**MATERIAL TO PROCESS**
════════════════

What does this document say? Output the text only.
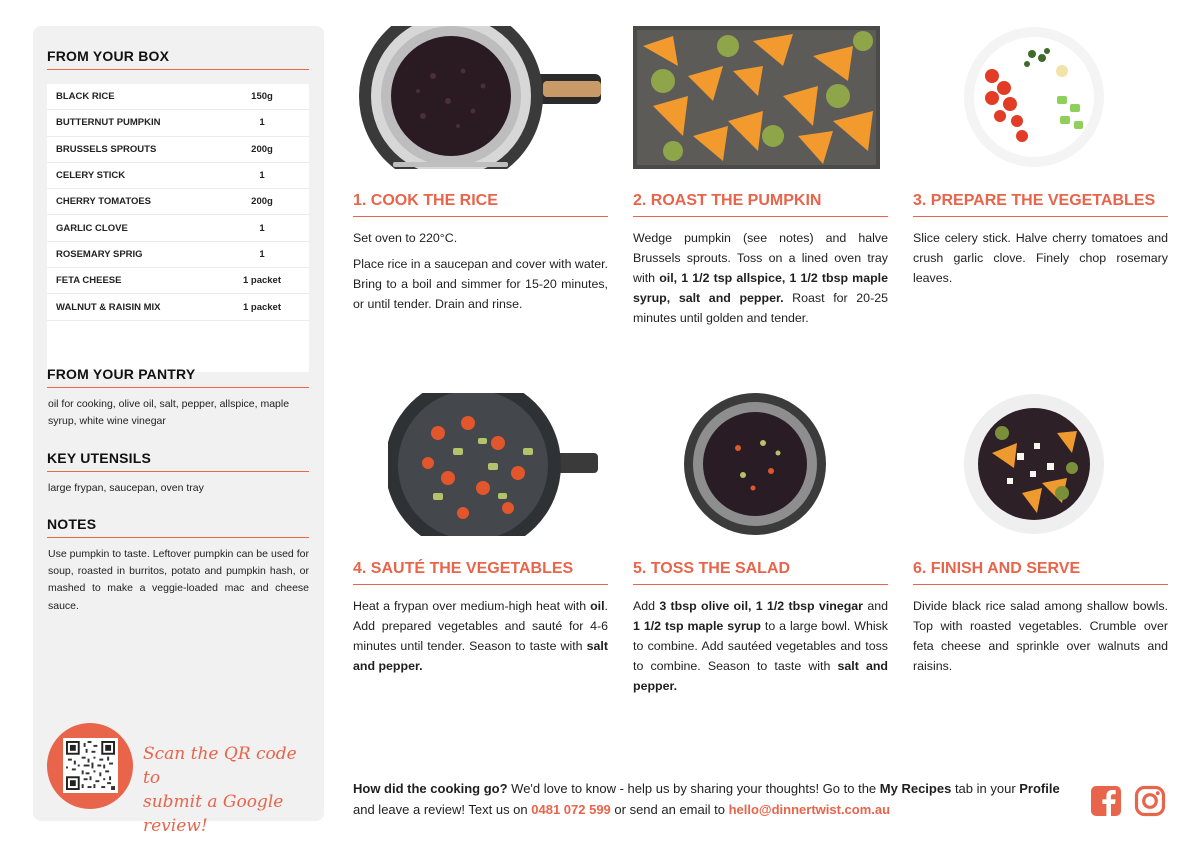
FROM YOUR BOX
BLACK RICE	150g
BUTTERNUT PUMPKIN	1
BRUSSELS SPROUTS	200g
CELERY STICK	1
CHERRY TOMATOES	200g
GARLIC CLOVE	1
ROSEMARY SPRIG	1
FETA CHEESE	1 packet
WALNUT & RAISIN MIX	1 packet
FROM YOUR PANTRY
oil for cooking, olive oil, salt, pepper, allspice, maple syrup, white wine vinegar
KEY UTENSILS
large frypan, saucepan, oven tray
NOTES
Use pumpkin to taste. Leftover pumpkin can be used for soup, roasted in burritos, potato and pumpkin hash, or mashed to make a veggie-loaded mac and cheese sauce.
Scan the QR code to
submit a Google review!
1. COOK THE RICE

Set oven to 220°C.

Place rice in a saucepan and cover with water. Bring to a boil and simmer for 15-20 minutes, or until tender. Drain and rinse.

2. ROAST THE PUMPKIN
Wedge pumpkin (see notes) and halve Brussels sprouts. Toss on a lined oven tray with oil, 1 1/2 tsp allspice, 1 1/2 tbsp maple syrup, salt and pepper. Roast for 20-25 minutes until golden and tender.
3. PREPARE THE VEGETABLES
Slice celery stick. Halve cherry tomatoes and crush garlic clove. Finely chop rosemary leaves.
4. SAUTÉ THE VEGETABLES
Heat a frypan over medium-high heat with oil. Add prepared vegetables and sauté for 4-6 minutes until tender. Season to taste with salt and pepper.
5. TOSS THE SALAD
Add 3 tbsp olive oil, 1 1/2 tbsp vinegar and 1 1/2 tsp maple syrup to a large bowl. Whisk to combine. Add sautéed vegetables and toss to combine. Season to taste with salt and pepper.
6. FINISH AND SERVE
Divide black rice salad among shallow bowls. Top with roasted vegetables. Crumble over feta cheese and sprinkle over walnuts and raisins.
How did the cooking go? We'd love to know - help us by sharing your thoughts! Go to the My Recipes tab in your Profile and leave a review! Text us on 0481 072 599 or send an email to hello@dinnertwist.com.au
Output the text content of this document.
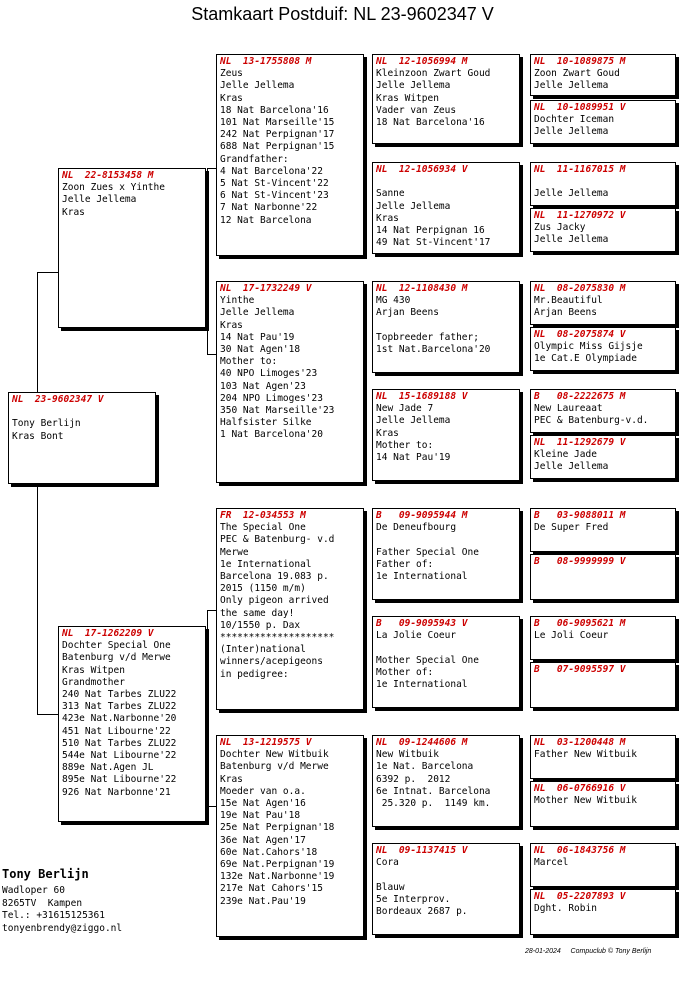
Stamkaart Postduif: NL 23-9602347 V
NL  23-9602347 V
Tony Berlijn
Kras Bont
NL  22-8153458 M
Zoon Zues x Yinthe
Jelle Jellema
Kras
NL  17-1262209 V
Dochter Special One
Batenburg v/d Merwe
Kras Witpen
Grandmother
240 Nat Tarbes ZLU22
313 Nat Tarbes ZLU22
423e Nat.Narbonne'20
451 Nat Libourne'22
510 Nat Tarbes ZLU22
544e Nat Libourne'22
889e Nat.Agen JL
895e Nat Libourne'22
926 Nat Narbonne'21
NL  13-1755808 M
Zeus
Jelle Jellema
Kras
18 Nat Barcelona'16
101 Nat Marseille'15
242 Nat Perpignan'17
688 Nat Perpignan'15
Grandfather:
4 Nat Barcelona'22
5 Nat St-Vincent'22
6 Nat St-Vincent'23
7 Nat Narbonne'22
12 Nat Barcelona
NL  17-1732249 V
Yinthe
Jelle Jellema
Kras
14 Nat Pau'19
30 Nat Agen'18
Mother to:
40 NPO Limoges'23
103 Nat Agen'23
204 NPO Limoges'23
350 Nat Marseille'23
Halfsister Silke
1 Nat Barcelona'20
FR  12-034553 M
The Special One
PEC & Batenburg- v.d
Merwe
1e International
Barcelona 19.083 p.
2015 (1150 m/m)
Only pigeon arrived
the same day!
10/1550 p. Dax
********************
(Inter)national
winners/acepigeons
in pedigree:
NL  13-1219575 V
Dochter New Witbuik
Batenburg v/d Merwe
Kras
Moeder van o.a.
15e Nat Agen'16
19e Nat Pau'18
25e Nat Perpignan'18
36e Nat Agen'17
60e Nat.Cahors'18
69e Nat.Perpignan'19
132e Nat.Narbonne'19
217e Nat Cahors'15
239e Nat.Pau'19
NL  12-1056994 M
Kleinzoon Zwart Goud
Jelle Jellema
Kras Witpen
Vader van Zeus
18 Nat Barcelona'16
NL  12-1056934 V
Sanne
Jelle Jellema
Kras
14 Nat Perpignan 16
49 Nat St-Vincent'17
NL  12-1108430 M
MG 430
Arjan Beens
Topbreeder father;
1st Nat.Barcelona'20
NL  15-1689188 V
New Jade 7
Jelle Jellema
Kras
Mother to:
14 Nat Pau'19
B   09-9095944 M
De Deneufbourg
Father Special One
Father of:
1e International
B   09-9095943 V
La Jolie Coeur
Mother Special One
Mother of:
1e International
NL  09-1244606 M
New Witbuik
1e Nat. Barcelona
6392 p.  2012
6e Intnat. Barcelona
25.320 p.  1149 km.
NL  09-1137415 V
Cora
Blauw
5e Interprov.
Bordeaux 2687 p.
NL  10-1089875 M
Zoon Zwart Goud
Jelle Jellema
NL  10-1089951 V
Dochter Iceman
Jelle Jellema
NL  11-1167015 M
Jelle Jellema
NL  11-1270972 V
Zus Jacky
Jelle Jellema
NL  08-2075830 M
Mr.Beautiful
Arjan Beens
NL  08-2075874 V
Olympic Miss Gijsje
1e Cat.E Olympiade
B   08-2222675 M
New Laureaat
PEC & Batenburg-v.d.
NL  11-1292679 V
Kleine Jade
Jelle Jellema
B   03-9088011 M
De Super Fred
B   08-9999999 V
B   06-9095621 M
Le Joli Coeur
B   07-9095597 V
NL  03-1200448 M
Father New Witbuik
NL  06-0766916 V
Mother New Witbuik
NL  06-1843756 M
Marcel
NL  05-2207893 V
Dght. Robin
Tony Berlijn
Wadloper 60
8265TV  Kampen
Tel.: +31615125361
tonyenbrendy@ziggo.nl
28-01-2024 Compuclub © Tony Berlijn
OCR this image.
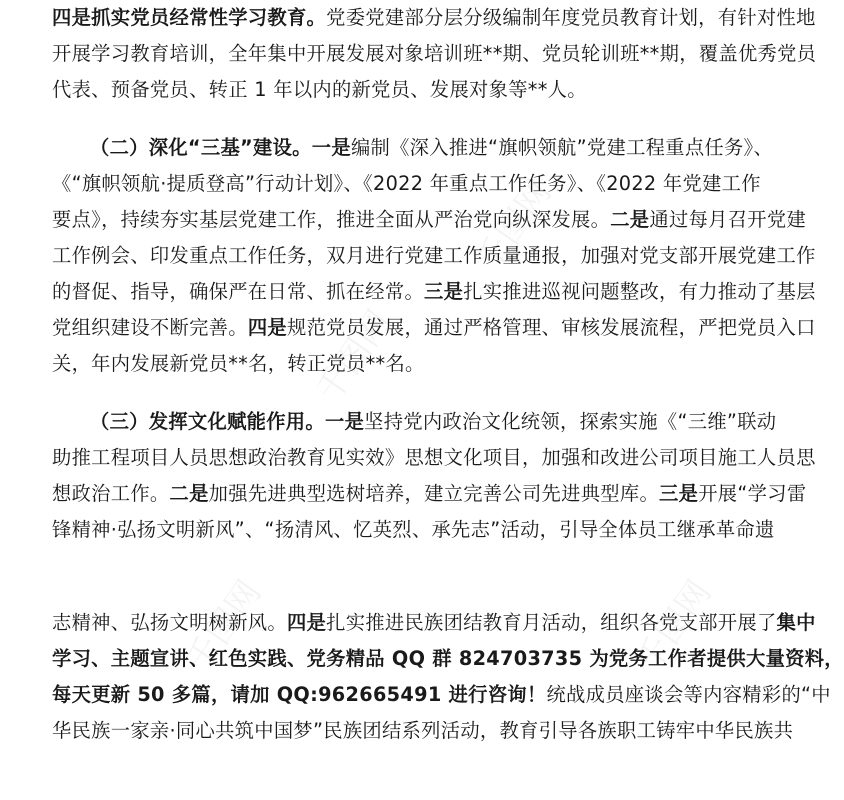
四是抓实党员经常性学习教育。党委党建部分层分级编制年度党员教育计划，有针对性地
开展学习教育培训，全年集中开展发展对象培训班**期、党员轮训班**期，覆盖优秀党员
代表、预备党员、转正 1 年以内的新党员、发展对象等**人。
（二）深化“三基”建设。一是编制《深入推进“旗帜领航”党建工程重点任务》、
《“旗帜领航·提质登高”行动计划》、《2022 年重点工作任务》、《2022 年党建工作
要点》，持续夯实基层党建工作，推进全面从严治党向纵深发展。二是通过每月召开党建
工作例会、印发重点工作任务，双月进行党建工作质量通报，加强对党支部开展党建工作
的督促、指导，确保严在日常、抓在经常。三是扎实推进巡视问题整改，有力推动了基层
党组织建设不断完善。四是规范党员发展，通过严格管理、审核发展流程，严把党员入口
关，年内发展新党员**名，转正党员**名。
（三）发挥文化赋能作用。一是坚持党内政治文化统领，探索实施《“三维”联动
助推工程项目人员思想政治教育见实效》思想文化项目，加强和改进公司项目施工人员思
想政治工作。二是加强先进典型选树培养，建立完善公司先进典型库。三是开展“学习雷
锋精神·弘扬文明新风”、“扬清风、忆英烈、承先志”活动，引导全体员工继承革命遗
志精神、弘扬文明树新风。四是扎实推进民族团结教育月活动，组织各党支部开展了集中
学习、主题宣讲、红色实践、党务精品 QQ 群 824703735 为党务工作者提供大量资料，
每天更新 50 多篇，请加 QQ:962665491 进行咨询！统战成员座谈会等内容精彩的“中
华民族一家亲·同心共筑中国梦”民族团结系列活动，教育引导各族职工铸牢中华民族共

════════════════

**AIM OF THE TASK**
Copy each line above that contains the string "Tarbes".

**THE RESPONSE**
240 Nat Tarbes ZLU22
313 Nat Tarbes ZLU22
510 Nat Tarbes ZLU22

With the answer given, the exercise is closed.